To do: For the entries that follow, tally the lines holding the string "Control". Give the total and nothing else.

Data provided:
********

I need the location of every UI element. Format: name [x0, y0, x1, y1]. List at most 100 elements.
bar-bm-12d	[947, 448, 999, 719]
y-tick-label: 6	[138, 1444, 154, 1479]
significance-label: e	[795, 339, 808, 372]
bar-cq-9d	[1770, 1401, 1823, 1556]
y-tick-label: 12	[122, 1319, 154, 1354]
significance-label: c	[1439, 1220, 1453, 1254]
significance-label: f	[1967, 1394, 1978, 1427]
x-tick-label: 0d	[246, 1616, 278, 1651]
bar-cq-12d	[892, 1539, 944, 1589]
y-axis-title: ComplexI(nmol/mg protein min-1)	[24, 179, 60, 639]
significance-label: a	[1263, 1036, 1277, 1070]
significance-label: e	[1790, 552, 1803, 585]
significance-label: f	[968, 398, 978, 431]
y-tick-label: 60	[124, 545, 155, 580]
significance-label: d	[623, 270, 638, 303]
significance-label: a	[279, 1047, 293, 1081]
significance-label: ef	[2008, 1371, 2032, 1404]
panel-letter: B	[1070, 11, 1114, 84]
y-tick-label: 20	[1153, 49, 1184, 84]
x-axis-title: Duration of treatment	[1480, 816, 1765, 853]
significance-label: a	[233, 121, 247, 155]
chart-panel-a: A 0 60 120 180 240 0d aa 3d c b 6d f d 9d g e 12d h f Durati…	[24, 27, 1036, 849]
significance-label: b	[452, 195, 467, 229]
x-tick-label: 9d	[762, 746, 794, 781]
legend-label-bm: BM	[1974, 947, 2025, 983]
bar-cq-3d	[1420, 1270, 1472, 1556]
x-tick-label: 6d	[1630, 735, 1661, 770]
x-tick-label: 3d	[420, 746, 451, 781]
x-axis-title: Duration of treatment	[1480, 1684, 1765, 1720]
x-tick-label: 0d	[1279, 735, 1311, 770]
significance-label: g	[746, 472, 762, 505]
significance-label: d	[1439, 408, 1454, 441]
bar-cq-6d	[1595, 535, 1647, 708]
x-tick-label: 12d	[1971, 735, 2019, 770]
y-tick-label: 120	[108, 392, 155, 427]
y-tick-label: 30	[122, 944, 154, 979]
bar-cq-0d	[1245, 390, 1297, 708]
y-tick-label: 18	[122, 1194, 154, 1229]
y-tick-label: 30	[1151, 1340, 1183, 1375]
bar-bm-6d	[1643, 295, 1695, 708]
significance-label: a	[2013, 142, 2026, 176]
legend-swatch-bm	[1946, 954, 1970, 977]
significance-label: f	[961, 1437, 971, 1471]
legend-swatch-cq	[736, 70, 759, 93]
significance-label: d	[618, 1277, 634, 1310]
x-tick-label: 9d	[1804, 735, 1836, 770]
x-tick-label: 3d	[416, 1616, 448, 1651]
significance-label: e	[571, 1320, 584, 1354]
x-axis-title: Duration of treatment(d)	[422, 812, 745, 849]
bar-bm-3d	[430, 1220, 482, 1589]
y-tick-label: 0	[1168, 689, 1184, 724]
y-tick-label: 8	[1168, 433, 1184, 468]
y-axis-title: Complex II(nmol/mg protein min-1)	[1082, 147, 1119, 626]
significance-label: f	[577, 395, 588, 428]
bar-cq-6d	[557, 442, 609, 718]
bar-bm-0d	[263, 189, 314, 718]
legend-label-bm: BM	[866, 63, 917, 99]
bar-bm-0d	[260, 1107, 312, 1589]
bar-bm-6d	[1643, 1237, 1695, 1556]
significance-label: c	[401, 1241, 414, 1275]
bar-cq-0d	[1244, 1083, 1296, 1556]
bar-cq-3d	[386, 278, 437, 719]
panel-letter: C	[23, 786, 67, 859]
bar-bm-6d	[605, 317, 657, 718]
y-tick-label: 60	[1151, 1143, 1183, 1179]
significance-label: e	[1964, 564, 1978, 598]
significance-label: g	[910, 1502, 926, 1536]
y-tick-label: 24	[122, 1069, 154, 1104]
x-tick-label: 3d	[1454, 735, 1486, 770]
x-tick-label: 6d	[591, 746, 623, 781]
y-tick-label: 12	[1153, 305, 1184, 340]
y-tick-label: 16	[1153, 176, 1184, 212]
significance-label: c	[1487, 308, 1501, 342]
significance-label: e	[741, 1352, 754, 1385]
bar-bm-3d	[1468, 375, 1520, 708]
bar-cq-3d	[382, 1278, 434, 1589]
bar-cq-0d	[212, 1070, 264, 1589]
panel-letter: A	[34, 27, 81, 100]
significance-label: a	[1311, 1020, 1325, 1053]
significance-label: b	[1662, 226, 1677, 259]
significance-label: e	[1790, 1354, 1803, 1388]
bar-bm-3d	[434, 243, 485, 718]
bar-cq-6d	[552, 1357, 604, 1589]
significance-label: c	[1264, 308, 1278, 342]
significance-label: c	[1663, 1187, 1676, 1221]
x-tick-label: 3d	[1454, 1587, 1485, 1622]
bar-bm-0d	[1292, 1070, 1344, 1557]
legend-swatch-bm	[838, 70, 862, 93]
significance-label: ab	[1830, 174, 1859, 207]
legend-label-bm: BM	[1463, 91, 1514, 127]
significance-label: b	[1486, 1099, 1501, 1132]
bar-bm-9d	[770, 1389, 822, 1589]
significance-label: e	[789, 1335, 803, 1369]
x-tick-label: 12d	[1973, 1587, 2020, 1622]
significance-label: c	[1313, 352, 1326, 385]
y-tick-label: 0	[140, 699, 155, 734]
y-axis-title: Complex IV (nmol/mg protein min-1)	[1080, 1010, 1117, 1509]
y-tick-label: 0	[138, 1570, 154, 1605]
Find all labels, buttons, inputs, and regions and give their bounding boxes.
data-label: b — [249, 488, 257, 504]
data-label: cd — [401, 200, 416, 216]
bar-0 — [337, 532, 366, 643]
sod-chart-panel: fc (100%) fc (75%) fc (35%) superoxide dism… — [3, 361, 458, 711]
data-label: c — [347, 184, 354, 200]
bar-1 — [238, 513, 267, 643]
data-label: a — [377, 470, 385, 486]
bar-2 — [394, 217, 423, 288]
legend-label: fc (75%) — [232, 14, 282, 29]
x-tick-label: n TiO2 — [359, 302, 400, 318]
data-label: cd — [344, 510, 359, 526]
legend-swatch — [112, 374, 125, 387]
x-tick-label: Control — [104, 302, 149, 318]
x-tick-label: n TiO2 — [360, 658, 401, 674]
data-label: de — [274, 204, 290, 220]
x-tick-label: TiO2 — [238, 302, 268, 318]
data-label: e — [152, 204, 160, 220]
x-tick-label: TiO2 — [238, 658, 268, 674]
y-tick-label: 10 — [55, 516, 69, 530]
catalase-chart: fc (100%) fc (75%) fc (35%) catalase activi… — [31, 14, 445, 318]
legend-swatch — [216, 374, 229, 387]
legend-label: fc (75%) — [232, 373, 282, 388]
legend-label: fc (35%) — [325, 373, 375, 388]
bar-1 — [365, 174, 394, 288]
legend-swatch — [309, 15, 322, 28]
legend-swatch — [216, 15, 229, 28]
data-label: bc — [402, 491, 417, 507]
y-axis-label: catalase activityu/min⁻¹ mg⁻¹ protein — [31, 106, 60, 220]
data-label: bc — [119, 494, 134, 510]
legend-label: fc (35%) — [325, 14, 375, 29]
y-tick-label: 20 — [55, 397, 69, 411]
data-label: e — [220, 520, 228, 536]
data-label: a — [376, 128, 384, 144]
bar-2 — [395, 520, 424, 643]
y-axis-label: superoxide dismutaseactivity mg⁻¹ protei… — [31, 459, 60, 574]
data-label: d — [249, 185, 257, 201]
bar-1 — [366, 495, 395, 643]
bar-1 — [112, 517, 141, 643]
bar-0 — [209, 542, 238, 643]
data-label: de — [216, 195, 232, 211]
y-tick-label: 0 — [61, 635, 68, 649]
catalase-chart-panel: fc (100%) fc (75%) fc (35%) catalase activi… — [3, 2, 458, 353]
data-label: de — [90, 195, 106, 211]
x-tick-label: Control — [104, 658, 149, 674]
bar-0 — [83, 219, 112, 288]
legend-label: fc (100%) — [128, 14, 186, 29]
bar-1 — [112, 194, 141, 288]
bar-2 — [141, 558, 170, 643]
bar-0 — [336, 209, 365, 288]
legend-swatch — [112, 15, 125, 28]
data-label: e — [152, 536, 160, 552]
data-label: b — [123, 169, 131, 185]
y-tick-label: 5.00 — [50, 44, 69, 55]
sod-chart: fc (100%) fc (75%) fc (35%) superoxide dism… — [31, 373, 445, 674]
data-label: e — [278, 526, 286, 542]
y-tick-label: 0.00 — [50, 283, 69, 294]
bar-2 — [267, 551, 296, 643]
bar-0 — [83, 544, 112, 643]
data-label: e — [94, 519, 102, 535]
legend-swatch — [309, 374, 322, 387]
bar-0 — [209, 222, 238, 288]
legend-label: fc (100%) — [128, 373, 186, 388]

********

Completed exercise: 2